• [WRITTEN REQUEST]
Every record should be written out exactly, with the pictures left out.

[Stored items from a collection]
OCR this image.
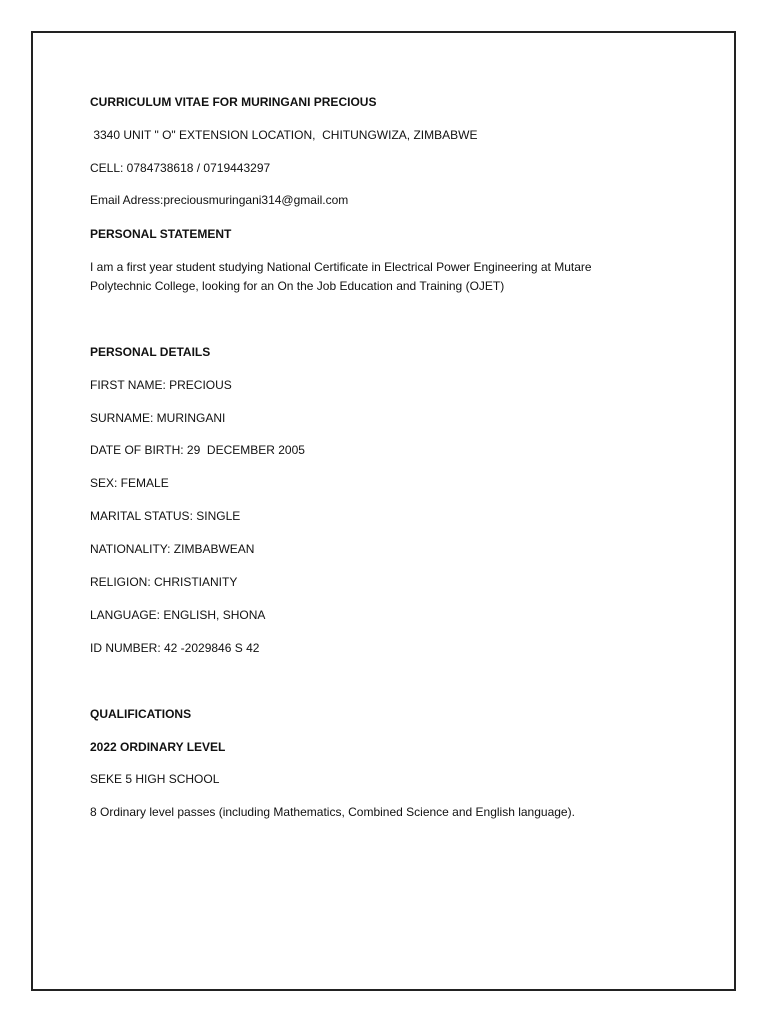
CURRICULUM VITAE FOR MURINGANI PRECIOUS
3340 UNIT " O" EXTENSION LOCATION,  CHITUNGWIZA, ZIMBABWE
CELL: 0784738618 / 0719443297
Email Adress:preciousmuringani314@gmail.com
PERSONAL STATEMENT
I am a first year student studying National Certificate in Electrical Power Engineering at Mutare Polytechnic College, looking for an On the Job Education and Training (OJET)
PERSONAL DETAILS
FIRST NAME: PRECIOUS
SURNAME: MURINGANI
DATE OF BIRTH: 29  DECEMBER 2005
SEX: FEMALE
MARITAL STATUS: SINGLE
NATIONALITY: ZIMBABWEAN
RELIGION: CHRISTIANITY
LANGUAGE: ENGLISH, SHONA
ID NUMBER: 42 -2029846 S 42
QUALIFICATIONS
2022 ORDINARY LEVEL
SEKE 5 HIGH SCHOOL
8 Ordinary level passes (including Mathematics, Combined Science and English language).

• [ANSWER]
OCR this image.
CURRICULUM VITAE FOR MURINGANI PRECIOUS
3340 UNIT " O" EXTENSION LOCATION,  CHITUNGWIZA, ZIMBABWE
CELL: 0784738618 / 0719443297
Email Adress:preciousmuringani314@gmail.com
PERSONAL STATEMENT
I am a first year student studying National Certificate in Electrical Power Engineering at Mutare Polytechnic College, looking for an On the Job Education and Training (OJET)
PERSONAL DETAILS
FIRST NAME: PRECIOUS
SURNAME: MURINGANI
DATE OF BIRTH: 29  DECEMBER 2005
SEX: FEMALE
MARITAL STATUS: SINGLE
NATIONALITY: ZIMBABWEAN
RELIGION: CHRISTIANITY
LANGUAGE: ENGLISH, SHONA
ID NUMBER: 42 -2029846 S 42
QUALIFICATIONS
2022 ORDINARY LEVEL
SEKE 5 HIGH SCHOOL
8 Ordinary level passes (including Mathematics, Combined Science and English language).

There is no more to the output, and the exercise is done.